Look for the word "International" in the entries below, then copy every line that has it.

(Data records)
-- BEGIN --

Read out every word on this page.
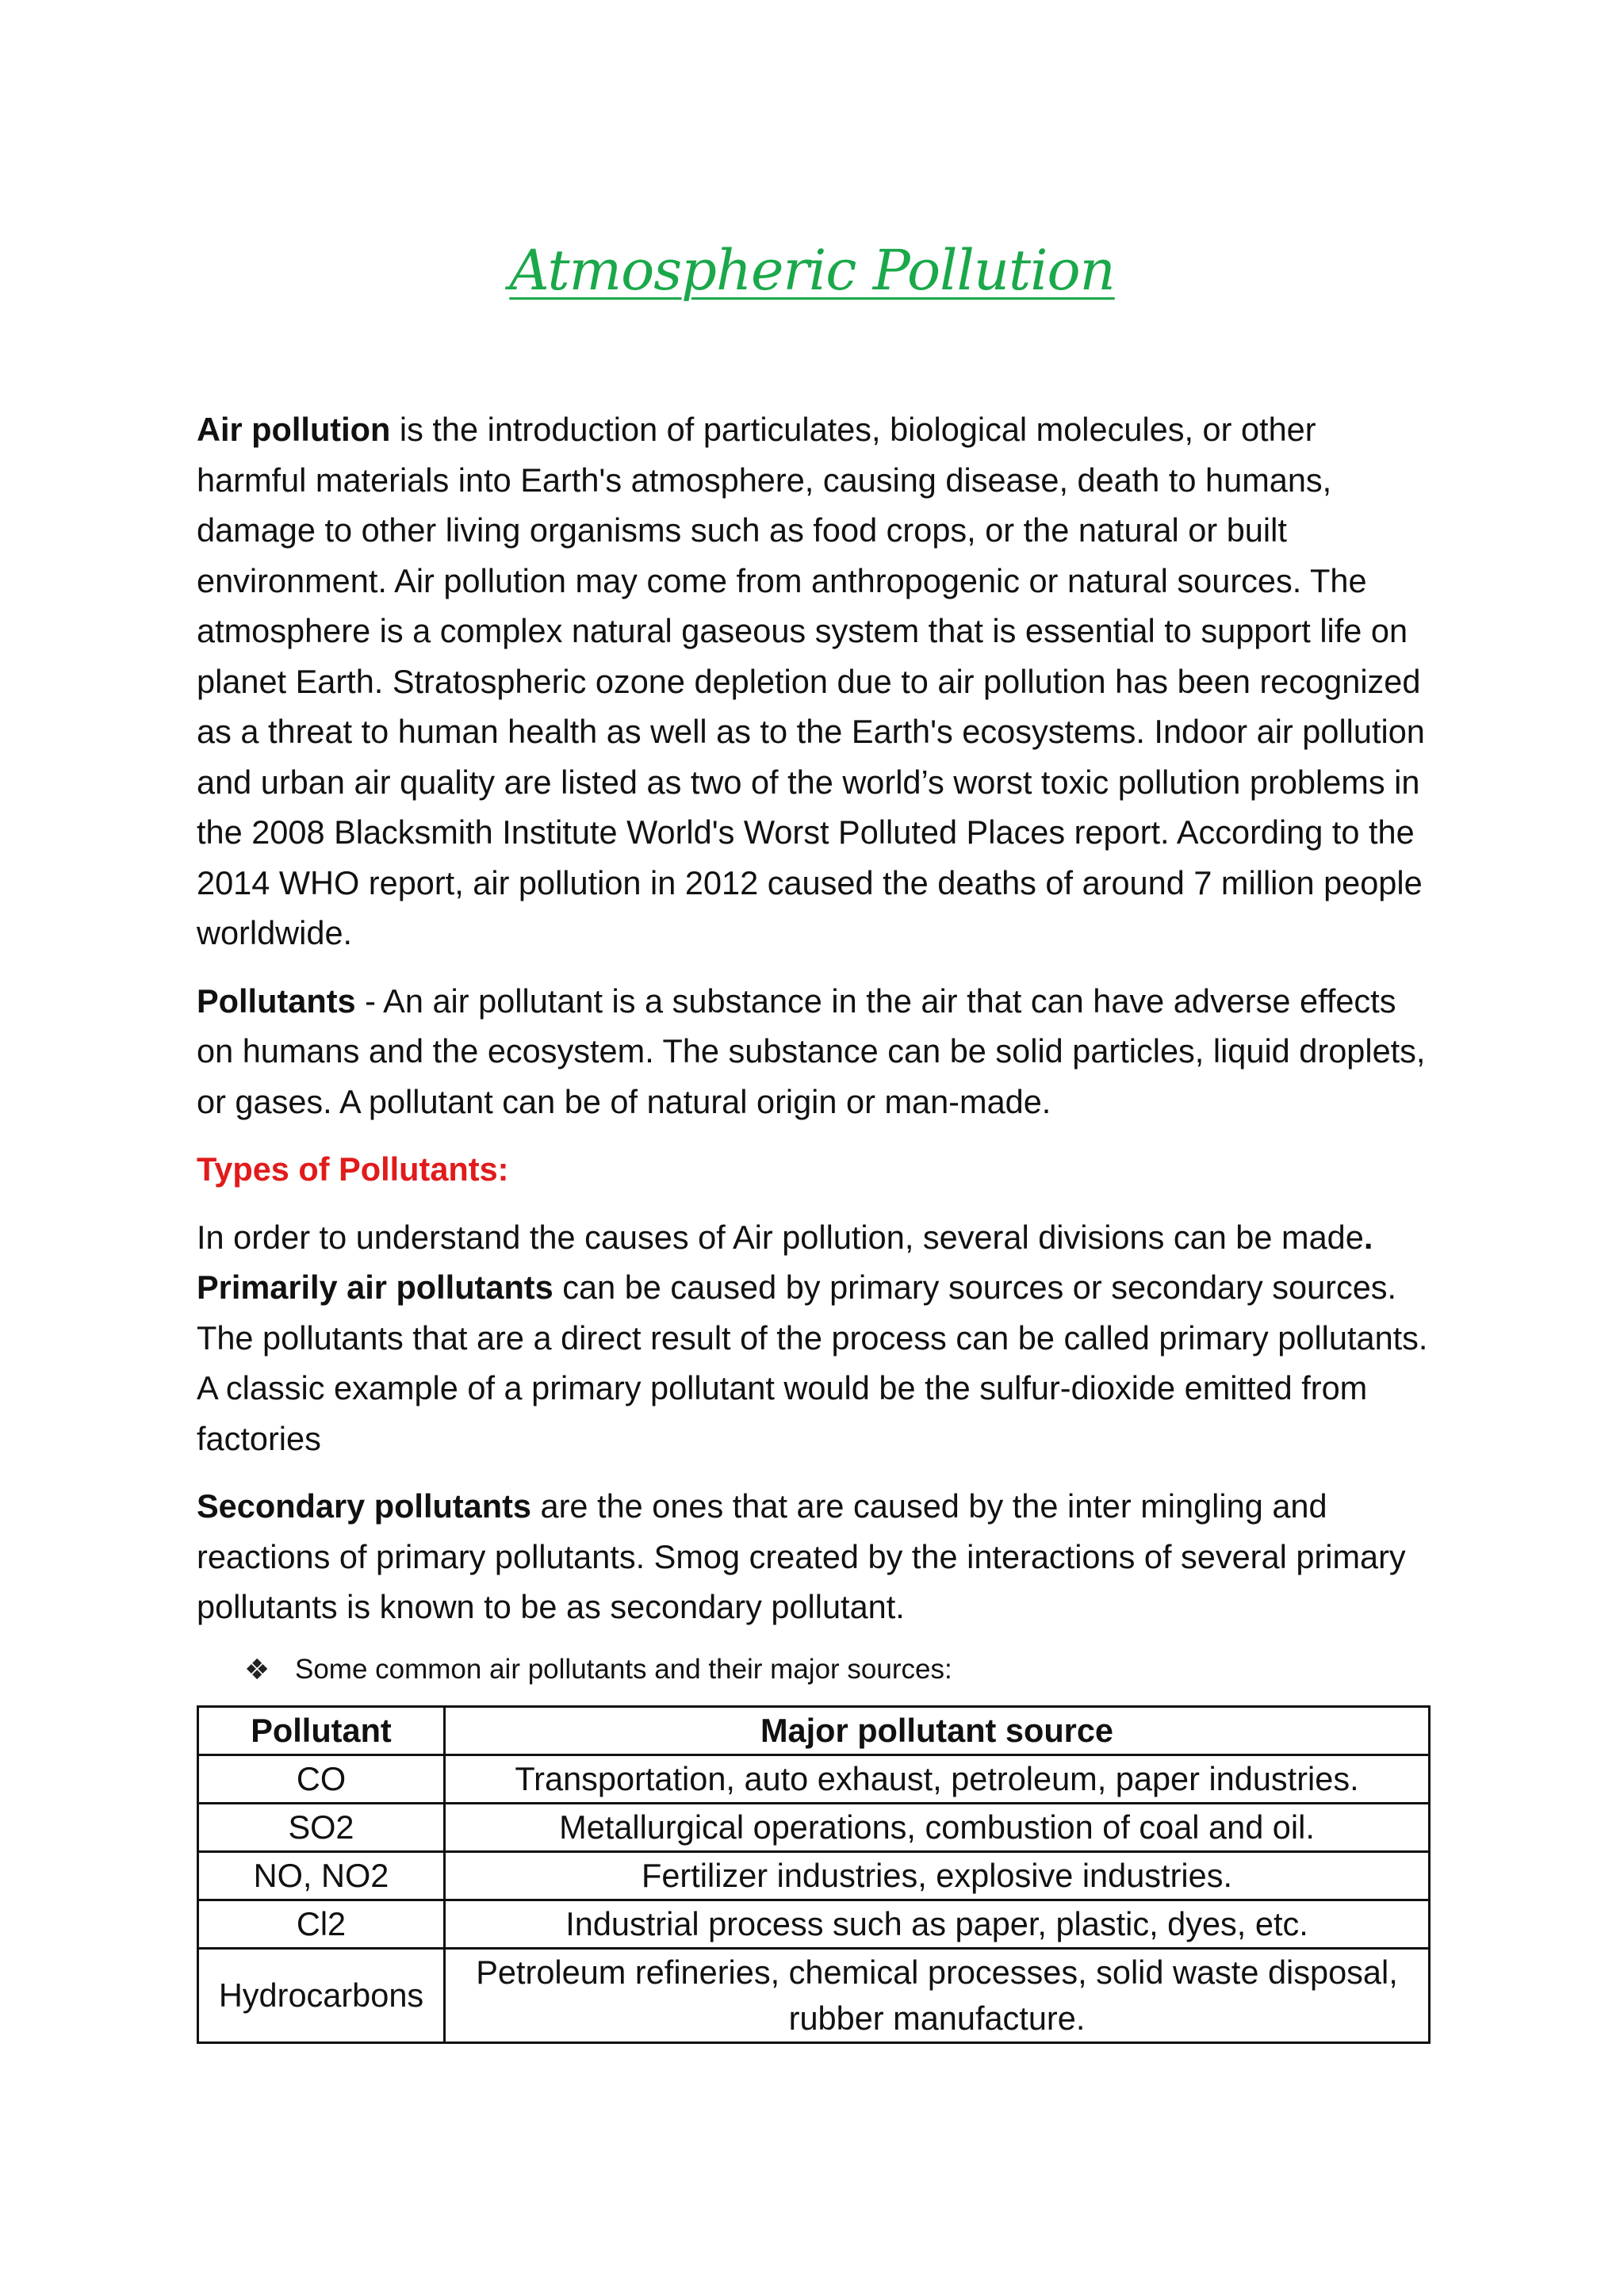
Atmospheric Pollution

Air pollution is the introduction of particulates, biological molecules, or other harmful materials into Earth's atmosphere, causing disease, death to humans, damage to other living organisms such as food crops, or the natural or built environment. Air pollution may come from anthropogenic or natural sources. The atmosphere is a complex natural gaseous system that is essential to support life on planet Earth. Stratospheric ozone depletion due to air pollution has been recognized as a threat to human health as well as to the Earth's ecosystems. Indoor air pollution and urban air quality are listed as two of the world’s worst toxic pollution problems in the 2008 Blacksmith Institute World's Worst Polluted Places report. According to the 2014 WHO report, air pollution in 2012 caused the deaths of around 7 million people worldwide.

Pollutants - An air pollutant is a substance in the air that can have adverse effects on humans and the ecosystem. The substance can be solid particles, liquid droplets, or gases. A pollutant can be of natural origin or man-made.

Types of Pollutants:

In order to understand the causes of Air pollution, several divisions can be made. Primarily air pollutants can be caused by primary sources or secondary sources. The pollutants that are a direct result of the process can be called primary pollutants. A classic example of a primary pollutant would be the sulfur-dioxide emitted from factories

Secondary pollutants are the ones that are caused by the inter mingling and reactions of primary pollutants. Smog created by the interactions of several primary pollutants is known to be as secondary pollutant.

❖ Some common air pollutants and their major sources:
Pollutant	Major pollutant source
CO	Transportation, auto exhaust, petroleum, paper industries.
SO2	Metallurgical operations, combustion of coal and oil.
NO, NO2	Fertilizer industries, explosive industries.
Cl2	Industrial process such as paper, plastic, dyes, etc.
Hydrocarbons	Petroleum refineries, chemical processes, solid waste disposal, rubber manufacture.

-- END --
-- BEGIN --

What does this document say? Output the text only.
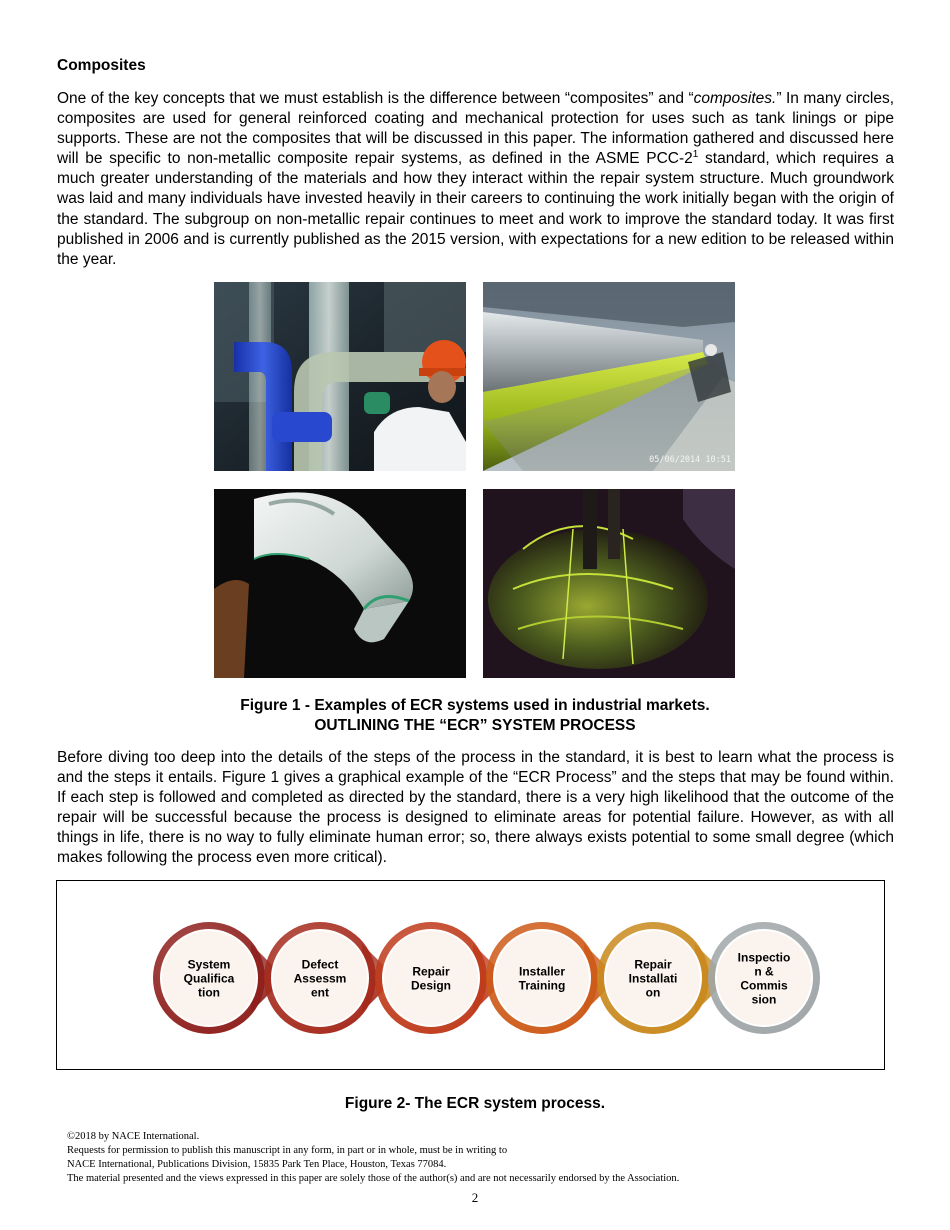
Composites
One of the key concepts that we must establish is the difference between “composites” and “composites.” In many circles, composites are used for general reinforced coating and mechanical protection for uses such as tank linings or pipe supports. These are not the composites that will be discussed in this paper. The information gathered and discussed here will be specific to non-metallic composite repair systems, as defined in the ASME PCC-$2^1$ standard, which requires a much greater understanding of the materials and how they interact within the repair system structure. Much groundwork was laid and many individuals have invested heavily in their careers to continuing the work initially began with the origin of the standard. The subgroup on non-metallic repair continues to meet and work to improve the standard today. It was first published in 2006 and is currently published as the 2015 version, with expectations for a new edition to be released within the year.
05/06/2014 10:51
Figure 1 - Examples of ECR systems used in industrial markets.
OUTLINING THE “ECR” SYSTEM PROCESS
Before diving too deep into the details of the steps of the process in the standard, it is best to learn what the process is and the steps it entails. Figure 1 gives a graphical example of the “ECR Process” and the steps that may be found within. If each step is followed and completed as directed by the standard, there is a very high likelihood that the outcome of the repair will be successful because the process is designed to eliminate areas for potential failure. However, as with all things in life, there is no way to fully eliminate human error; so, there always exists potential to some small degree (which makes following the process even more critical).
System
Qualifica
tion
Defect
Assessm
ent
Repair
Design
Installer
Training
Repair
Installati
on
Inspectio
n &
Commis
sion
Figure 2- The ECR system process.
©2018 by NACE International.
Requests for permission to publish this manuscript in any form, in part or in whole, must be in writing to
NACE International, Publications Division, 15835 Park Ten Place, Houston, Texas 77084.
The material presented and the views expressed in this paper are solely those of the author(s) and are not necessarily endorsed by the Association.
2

-- END --

:: EXERCISE OUTPUT ::
©2018 by NACE International.
NACE International, Publications Division, 15835 Park Ten Place, Houston, Texas 77084.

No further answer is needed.